Copy the lines exactly as they appear, from the start of the records through the line that contains "legend-label-lassouts: LASSOUTS [154,483,229,499]", including that line.

[start of EXERCISE INPUTS]

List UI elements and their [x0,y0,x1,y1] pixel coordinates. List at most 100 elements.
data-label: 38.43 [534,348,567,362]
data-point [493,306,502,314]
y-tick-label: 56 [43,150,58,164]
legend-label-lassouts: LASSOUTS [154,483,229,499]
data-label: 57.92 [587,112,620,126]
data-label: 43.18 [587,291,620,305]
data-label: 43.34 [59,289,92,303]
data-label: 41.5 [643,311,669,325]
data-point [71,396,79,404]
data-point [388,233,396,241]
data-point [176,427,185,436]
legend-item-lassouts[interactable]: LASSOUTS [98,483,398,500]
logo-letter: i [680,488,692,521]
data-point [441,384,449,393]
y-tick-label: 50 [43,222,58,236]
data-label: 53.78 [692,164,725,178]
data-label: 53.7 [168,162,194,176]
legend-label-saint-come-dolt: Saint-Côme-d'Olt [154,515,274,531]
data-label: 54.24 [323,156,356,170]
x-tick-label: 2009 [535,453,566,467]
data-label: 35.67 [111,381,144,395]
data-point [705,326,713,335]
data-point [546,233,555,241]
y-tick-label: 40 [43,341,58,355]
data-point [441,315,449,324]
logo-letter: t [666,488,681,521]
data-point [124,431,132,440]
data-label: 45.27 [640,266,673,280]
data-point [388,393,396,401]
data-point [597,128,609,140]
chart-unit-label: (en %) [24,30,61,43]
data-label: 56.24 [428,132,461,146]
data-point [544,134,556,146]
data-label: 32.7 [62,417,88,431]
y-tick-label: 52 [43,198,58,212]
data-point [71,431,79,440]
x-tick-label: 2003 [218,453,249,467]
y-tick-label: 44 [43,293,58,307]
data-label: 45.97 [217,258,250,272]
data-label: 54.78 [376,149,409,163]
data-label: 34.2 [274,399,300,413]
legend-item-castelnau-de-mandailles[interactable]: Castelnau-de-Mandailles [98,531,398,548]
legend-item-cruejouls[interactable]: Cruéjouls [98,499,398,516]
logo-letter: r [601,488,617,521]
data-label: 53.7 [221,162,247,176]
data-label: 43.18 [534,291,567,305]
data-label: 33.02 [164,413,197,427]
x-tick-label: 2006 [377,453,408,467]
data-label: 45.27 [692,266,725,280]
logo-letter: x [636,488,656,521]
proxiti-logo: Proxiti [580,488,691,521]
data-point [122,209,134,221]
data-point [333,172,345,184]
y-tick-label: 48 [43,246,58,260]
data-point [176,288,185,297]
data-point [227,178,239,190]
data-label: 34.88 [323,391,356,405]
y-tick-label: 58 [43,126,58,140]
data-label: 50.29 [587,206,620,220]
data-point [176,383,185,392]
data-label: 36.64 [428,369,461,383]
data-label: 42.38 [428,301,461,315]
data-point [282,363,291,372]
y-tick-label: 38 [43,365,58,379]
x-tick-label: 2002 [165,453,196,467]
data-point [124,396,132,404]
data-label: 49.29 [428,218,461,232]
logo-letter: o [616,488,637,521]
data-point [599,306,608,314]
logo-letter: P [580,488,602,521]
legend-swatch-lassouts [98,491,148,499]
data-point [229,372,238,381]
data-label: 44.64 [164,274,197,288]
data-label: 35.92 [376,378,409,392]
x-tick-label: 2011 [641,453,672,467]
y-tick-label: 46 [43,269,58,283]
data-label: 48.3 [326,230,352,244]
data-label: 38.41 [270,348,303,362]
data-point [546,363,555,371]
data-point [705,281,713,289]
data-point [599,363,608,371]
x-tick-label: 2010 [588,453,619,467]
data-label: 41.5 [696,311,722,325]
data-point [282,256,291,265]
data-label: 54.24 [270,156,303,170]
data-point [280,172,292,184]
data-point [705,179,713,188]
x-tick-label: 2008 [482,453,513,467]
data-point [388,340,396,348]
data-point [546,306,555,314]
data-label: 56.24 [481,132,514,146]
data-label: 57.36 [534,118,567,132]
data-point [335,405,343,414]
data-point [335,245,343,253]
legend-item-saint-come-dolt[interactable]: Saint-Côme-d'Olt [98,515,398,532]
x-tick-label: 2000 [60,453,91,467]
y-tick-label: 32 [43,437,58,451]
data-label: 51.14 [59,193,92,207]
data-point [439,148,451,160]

[end of EXERCISE INPUTS]

» **FINAL RESULT**:
List UI elements and their [x0,y0,x1,y1] pixel coordinates. List at most 100 elements.
data-label: 38.43 [534,348,567,362]
data-point [493,306,502,314]
y-tick-label: 56 [43,150,58,164]
legend-label-lassouts: LASSOUTS [154,483,229,499]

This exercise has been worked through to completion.